At the 2026 Pennsylvania Defense and Innovation
Summit, hosted by U.S. Sen. Dave McCormick at the U.S. Army War College,
Holland, Mich.-based Ghostworks unveiled MRLN (Multirole Remote Logistics
Node), a remote-pilot autonomy system designed to enable a single vessel to
perform multiple mission types under human-in-the-loop command and control.
MRLN is not a vessel itself, but a mission systems layer that can be integrated
across Ghostworks’ proprietary M-Hull and powercat hull forms, allowing each
vessel to serve as a multirole platform.
MRLN was developed with three partners, each contributing a core piece
of the system: Ghostworks designed, engineered, and built a 40-foot carbon
fiber Minerva-class M-Hull, with speed, range, and payload currently
unrivaled in the industry;general Atomics Aeronautical Systems Inc. (GA-ASI)

++++

## TASK DESCRIPTION
Output the full passage about the MRLN autonomy system word for word. The entries that come next are from a separate source and are unrelated to the passage about the MRLN autonomy system.

## INFORMATION PROVIDED
++++

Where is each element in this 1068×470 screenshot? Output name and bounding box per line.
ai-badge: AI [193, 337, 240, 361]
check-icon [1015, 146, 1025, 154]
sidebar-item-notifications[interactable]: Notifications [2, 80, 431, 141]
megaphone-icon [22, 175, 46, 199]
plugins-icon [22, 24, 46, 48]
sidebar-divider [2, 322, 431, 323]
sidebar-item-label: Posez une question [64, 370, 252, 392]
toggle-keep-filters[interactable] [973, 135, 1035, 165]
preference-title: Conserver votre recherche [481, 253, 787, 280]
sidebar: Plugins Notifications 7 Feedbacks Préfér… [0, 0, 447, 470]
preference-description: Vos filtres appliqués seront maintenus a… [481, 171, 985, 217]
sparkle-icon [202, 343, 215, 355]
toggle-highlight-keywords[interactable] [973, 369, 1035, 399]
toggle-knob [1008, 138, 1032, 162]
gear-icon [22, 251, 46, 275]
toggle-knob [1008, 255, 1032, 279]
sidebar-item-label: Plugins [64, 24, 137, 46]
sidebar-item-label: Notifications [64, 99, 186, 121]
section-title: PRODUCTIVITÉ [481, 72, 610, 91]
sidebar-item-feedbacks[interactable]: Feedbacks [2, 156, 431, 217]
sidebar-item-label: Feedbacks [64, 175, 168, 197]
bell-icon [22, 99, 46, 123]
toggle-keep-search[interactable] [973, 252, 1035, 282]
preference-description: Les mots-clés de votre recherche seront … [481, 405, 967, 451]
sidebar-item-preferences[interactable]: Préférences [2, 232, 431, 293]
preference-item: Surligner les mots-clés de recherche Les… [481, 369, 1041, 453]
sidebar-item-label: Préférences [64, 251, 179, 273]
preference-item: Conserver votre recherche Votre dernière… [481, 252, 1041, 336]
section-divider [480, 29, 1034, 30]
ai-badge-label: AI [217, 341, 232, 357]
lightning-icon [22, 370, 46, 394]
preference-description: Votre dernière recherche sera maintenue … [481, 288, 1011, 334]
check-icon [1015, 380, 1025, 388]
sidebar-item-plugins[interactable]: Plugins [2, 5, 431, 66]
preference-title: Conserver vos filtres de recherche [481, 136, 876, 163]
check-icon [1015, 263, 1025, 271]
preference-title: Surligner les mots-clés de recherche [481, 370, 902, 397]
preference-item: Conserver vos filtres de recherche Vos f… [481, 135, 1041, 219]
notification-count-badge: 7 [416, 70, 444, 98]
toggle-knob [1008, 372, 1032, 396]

++++

## WRITTEN ANSWER
At the 2026 Pennsylvania Defense and Innovation
Summit, hosted by U.S. Sen. Dave McCormick at the U.S. Army War College,
Holland, Mich.-based Ghostworks unveiled MRLN (Multirole Remote Logistics
Node), a remote-pilot autonomy system designed to enable a single vessel to
perform multiple mission types under human-in-the-loop command and control.
MRLN is not a vessel itself, but a mission systems layer that can be integrated
across Ghostworks’ proprietary M-Hull and powercat hull forms, allowing each
vessel to serve as a multirole platform.
MRLN was developed with three partners, each contributing a core piece
of the system: Ghostworks designed, engineered, and built a 40-foot carbon
fiber Minerva-class M-Hull, with speed, range, and payload currently
unrivaled in the industry;general Atomics Aeronautical Systems Inc. (GA-ASI)